- _The request_
Show all lines holding "data".

--*--

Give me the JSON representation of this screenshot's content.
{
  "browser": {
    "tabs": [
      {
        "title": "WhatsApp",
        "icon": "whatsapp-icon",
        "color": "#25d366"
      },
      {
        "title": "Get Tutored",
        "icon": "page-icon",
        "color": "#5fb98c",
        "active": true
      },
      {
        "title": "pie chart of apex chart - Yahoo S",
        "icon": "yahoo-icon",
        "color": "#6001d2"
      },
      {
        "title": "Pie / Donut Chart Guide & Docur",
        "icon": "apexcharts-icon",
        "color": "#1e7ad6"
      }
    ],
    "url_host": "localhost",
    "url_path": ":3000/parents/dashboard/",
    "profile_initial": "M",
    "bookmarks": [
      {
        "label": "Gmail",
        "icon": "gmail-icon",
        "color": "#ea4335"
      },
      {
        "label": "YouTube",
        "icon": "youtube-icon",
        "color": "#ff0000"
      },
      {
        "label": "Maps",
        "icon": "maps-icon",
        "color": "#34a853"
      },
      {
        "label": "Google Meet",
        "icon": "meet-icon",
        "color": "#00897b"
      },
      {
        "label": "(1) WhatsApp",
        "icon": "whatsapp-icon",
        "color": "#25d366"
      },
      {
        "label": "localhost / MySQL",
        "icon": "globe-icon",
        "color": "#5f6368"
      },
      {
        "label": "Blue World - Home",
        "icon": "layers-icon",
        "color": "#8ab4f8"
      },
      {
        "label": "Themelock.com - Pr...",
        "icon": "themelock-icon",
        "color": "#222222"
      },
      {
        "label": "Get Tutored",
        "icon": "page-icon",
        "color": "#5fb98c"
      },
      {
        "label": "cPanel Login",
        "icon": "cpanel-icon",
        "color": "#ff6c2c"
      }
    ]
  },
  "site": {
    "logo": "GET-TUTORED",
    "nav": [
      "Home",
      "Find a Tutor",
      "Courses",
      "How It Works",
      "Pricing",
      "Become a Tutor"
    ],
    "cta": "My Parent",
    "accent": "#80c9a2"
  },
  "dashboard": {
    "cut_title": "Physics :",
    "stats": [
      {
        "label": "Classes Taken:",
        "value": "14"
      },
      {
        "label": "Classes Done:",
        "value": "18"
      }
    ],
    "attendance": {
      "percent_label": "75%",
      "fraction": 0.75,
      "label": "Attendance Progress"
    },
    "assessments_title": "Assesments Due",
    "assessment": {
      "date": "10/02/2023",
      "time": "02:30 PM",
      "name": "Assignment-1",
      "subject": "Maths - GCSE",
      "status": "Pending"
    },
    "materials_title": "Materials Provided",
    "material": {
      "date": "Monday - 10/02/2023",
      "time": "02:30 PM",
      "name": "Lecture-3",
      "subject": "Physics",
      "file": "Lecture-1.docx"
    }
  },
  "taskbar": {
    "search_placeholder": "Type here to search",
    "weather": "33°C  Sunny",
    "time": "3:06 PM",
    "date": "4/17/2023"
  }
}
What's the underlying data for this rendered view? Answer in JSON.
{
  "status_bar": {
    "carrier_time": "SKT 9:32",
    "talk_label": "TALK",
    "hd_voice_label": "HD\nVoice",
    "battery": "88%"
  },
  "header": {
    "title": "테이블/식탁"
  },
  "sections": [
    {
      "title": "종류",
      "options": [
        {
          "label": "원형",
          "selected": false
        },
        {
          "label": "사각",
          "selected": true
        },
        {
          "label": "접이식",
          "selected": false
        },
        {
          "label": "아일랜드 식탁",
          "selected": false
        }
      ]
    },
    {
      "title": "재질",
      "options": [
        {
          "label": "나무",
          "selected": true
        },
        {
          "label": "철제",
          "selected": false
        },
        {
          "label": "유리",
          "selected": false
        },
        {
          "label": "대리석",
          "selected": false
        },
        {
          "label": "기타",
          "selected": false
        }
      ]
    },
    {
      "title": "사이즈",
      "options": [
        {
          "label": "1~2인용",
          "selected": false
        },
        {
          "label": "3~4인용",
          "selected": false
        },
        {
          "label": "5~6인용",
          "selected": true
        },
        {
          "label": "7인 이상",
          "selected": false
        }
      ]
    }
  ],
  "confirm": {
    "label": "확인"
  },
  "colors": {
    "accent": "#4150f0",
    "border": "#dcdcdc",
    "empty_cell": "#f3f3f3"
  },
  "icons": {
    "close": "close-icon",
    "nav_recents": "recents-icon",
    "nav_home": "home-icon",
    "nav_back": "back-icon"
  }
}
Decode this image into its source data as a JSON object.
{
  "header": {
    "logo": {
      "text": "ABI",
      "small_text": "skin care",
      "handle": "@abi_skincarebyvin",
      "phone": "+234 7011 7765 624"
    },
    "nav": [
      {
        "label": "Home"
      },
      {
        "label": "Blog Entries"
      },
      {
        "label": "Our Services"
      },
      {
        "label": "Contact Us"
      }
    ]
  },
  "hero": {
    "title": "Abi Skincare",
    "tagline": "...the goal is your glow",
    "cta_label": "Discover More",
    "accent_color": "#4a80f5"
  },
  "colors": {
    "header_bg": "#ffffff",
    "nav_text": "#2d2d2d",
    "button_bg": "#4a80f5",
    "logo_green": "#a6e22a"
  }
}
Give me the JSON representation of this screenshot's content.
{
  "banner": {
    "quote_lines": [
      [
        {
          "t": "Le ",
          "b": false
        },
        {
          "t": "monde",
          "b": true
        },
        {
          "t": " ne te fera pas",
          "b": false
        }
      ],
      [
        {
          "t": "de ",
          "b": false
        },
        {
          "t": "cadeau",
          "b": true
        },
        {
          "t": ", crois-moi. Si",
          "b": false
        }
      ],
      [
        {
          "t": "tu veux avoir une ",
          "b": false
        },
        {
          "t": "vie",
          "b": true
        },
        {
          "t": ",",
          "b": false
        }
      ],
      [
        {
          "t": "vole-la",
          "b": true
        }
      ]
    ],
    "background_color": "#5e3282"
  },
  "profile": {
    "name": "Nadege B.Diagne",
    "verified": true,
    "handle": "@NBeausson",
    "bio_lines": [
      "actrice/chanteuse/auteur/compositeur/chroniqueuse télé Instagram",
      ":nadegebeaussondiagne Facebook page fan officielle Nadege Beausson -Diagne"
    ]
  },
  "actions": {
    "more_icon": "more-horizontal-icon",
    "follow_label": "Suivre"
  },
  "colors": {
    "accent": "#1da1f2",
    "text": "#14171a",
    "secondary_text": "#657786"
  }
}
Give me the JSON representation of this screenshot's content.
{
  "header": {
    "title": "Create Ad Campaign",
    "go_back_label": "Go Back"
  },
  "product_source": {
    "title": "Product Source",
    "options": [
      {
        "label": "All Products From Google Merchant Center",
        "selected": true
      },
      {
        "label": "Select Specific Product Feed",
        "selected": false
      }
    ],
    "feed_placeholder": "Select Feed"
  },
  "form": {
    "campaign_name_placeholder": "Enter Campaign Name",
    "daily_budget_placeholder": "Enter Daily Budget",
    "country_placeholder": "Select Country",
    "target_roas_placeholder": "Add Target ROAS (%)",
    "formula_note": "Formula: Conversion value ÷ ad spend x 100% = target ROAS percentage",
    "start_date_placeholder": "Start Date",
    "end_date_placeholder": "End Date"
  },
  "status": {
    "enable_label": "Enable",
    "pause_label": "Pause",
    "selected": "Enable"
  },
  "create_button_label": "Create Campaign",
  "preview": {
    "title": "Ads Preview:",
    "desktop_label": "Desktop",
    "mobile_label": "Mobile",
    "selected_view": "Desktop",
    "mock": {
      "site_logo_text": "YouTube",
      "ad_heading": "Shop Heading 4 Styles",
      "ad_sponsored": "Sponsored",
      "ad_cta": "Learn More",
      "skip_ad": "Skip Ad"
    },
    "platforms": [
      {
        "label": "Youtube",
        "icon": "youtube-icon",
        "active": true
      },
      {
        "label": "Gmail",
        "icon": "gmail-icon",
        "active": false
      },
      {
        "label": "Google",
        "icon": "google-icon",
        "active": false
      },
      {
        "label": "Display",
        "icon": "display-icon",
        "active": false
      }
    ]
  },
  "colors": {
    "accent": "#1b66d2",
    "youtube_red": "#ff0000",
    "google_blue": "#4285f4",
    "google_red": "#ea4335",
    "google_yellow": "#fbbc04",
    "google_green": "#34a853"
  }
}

--*--

- _Response for this exercise_
What's the underlying data for this rendered view? Answer in JSON.
Decode this image into its source data as a JSON object.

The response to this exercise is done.